◆ **WORK REQUIRED**
Write out the listing below without alteration, omitting its pictures.

◆ **GIVEN DATA**

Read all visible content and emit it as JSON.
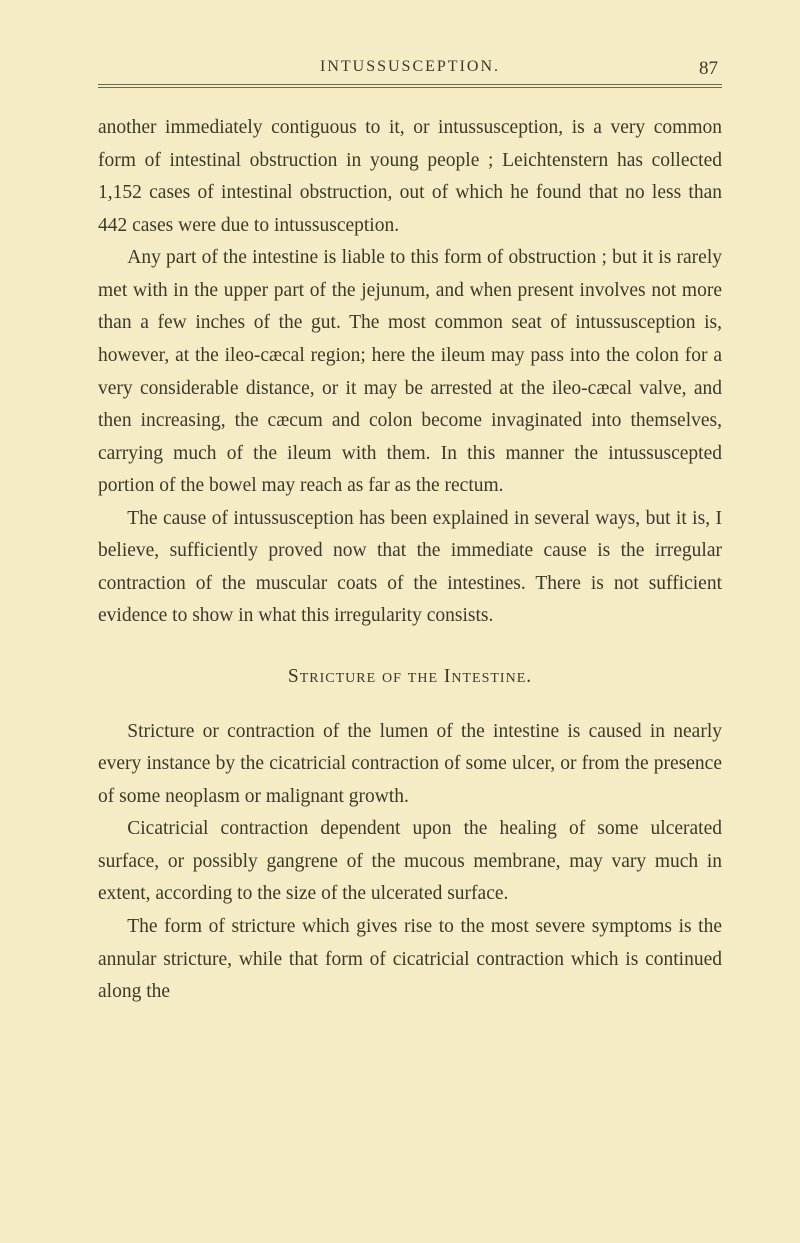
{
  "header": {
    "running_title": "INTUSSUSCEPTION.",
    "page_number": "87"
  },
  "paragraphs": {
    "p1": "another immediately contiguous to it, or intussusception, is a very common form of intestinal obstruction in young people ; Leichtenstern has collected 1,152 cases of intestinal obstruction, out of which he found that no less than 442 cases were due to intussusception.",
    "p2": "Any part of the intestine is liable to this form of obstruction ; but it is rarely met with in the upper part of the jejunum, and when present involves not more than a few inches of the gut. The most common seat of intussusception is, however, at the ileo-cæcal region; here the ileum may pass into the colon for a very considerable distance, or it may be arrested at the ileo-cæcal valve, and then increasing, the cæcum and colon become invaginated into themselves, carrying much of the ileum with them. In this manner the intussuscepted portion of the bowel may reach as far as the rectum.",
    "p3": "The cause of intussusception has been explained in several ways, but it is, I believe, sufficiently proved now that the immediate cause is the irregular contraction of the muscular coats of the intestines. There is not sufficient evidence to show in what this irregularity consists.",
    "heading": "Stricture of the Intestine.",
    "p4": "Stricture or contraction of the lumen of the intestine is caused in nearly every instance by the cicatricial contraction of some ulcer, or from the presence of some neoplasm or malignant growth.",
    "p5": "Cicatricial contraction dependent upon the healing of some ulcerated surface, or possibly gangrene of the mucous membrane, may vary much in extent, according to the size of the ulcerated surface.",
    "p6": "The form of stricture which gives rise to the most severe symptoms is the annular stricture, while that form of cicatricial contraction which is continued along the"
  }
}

◆ **SOLUTION**
Read all visible content and emit it as JSON.
{
  "header": {
    "running_title": "INTUSSUSCEPTION.",
    "page_number": "87"
  },
  "paragraphs": {
    "p1": "another immediately contiguous to it, or intussusception, is a very common form of intestinal obstruction in young people ; Leichtenstern has collected 1,152 cases of intestinal obstruction, out of which he found that no less than 442 cases were due to intussusception.",
    "p2": "Any part of the intestine is liable to this form of obstruction ; but it is rarely met with in the upper part of the jejunum, and when present involves not more than a few inches of the gut. The most common seat of intussusception is, however, at the ileo-cæcal region; here the ileum may pass into the colon for a very considerable distance, or it may be arrested at the ileo-cæcal valve, and then increasing, the cæcum and colon become invaginated into themselves, carrying much of the ileum with them. In this manner the intussuscepted portion of the bowel may reach as far as the rectum.",
    "p3": "The cause of intussusception has been explained in several ways, but it is, I believe, sufficiently proved now that the immediate cause is the irregular contraction of the muscular coats of the intestines. There is not sufficient evidence to show in what this irregularity consists.",
    "heading": "Stricture of the Intestine.",
    "p4": "Stricture or contraction of the lumen of the intestine is caused in nearly every instance by the cicatricial contraction of some ulcer, or from the presence of some neoplasm or malignant growth.",
    "p5": "Cicatricial contraction dependent upon the healing of some ulcerated surface, or possibly gangrene of the mucous membrane, may vary much in extent, according to the size of the ulcerated surface.",
    "p6": "The form of stricture which gives rise to the most severe symptoms is the annular stricture, while that form of cicatricial contraction which is continued along the"
  }
}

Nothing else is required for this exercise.